Prompt:
Scan the records below for lines with the word "this", then state how many you find and nothing else.
——
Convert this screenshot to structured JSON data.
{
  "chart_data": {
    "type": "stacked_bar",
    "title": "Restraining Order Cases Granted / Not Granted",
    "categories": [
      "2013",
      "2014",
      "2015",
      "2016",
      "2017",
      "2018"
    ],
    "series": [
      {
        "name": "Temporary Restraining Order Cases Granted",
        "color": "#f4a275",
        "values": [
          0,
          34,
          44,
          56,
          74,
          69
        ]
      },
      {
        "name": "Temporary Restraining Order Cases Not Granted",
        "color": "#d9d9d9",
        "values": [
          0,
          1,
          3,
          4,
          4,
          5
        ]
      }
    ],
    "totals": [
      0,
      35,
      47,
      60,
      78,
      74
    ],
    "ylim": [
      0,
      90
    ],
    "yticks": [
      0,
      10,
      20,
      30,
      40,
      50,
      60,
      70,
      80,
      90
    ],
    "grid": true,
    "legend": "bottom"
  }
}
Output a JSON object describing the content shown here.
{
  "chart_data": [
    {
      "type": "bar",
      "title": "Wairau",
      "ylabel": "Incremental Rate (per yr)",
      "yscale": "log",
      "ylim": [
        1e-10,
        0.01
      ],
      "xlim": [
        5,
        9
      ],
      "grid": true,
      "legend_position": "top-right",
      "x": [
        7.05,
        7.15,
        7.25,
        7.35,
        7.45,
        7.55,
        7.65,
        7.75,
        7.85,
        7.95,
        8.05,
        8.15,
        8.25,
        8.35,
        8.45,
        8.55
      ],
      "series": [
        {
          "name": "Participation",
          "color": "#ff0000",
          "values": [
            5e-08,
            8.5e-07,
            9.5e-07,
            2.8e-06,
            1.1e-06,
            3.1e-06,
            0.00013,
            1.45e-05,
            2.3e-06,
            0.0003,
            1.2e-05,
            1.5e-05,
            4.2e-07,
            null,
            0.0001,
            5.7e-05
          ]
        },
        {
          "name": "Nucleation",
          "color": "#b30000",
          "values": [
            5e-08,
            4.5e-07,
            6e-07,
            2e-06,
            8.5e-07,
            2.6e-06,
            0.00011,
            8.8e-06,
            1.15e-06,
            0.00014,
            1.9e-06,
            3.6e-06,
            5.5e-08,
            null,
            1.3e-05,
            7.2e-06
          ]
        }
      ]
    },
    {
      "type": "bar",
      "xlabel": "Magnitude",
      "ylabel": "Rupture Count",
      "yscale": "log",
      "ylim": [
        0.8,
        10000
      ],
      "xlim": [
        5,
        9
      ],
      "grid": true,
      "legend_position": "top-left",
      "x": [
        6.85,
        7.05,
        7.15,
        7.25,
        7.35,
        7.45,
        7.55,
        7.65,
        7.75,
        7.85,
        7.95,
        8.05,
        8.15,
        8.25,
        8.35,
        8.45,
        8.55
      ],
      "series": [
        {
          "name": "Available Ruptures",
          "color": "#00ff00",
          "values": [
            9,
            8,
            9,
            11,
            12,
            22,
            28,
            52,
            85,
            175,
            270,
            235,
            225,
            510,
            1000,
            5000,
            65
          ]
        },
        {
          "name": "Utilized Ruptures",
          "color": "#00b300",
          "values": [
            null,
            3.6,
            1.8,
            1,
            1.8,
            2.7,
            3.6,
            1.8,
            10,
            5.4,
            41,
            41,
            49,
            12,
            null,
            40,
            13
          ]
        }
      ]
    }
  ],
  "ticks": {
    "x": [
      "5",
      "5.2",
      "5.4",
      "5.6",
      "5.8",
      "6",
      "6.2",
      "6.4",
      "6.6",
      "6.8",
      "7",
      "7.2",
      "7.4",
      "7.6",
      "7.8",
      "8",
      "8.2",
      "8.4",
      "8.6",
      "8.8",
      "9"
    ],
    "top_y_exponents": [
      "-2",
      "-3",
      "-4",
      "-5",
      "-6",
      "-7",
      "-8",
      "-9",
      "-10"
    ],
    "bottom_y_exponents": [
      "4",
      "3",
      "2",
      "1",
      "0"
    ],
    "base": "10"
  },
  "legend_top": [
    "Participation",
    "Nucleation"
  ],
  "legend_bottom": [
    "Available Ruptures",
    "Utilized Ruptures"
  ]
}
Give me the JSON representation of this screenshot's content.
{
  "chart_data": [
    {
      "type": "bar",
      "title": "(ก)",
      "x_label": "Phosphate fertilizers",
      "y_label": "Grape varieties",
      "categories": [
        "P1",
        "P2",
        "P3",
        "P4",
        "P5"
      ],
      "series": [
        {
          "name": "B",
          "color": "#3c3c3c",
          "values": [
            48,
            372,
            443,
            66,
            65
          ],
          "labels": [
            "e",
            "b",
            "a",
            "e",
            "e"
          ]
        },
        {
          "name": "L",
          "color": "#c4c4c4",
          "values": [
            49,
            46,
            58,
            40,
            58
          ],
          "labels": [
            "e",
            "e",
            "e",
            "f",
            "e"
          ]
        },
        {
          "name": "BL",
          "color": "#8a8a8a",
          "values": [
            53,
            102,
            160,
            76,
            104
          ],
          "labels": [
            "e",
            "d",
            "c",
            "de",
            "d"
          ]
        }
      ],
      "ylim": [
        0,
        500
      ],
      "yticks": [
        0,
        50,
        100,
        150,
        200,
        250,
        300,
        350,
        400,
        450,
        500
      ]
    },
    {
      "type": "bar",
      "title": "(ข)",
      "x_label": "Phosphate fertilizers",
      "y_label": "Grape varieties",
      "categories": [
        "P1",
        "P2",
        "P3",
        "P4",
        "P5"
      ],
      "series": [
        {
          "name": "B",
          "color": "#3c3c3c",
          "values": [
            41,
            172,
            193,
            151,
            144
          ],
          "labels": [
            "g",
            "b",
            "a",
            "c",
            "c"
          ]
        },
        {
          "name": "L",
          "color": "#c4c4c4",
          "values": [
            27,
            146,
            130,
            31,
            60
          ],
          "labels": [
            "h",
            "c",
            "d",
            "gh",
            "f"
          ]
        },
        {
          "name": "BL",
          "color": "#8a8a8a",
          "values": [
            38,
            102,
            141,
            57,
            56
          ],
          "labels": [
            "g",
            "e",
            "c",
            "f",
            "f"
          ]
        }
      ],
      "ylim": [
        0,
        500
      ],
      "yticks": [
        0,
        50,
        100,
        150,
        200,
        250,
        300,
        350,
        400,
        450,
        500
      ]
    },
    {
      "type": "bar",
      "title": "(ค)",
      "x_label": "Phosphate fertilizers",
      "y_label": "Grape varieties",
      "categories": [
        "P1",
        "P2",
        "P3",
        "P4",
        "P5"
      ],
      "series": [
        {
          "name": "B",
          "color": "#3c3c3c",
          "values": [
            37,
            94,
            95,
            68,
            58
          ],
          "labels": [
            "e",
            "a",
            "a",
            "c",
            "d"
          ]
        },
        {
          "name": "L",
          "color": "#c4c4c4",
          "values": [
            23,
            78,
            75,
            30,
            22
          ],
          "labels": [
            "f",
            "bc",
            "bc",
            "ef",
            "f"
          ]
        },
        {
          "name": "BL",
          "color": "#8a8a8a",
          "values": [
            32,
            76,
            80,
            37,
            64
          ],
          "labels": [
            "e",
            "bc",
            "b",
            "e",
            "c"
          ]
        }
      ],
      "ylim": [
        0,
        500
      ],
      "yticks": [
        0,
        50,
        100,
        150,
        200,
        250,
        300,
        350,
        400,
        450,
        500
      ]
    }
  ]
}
——
Solved exercise:
2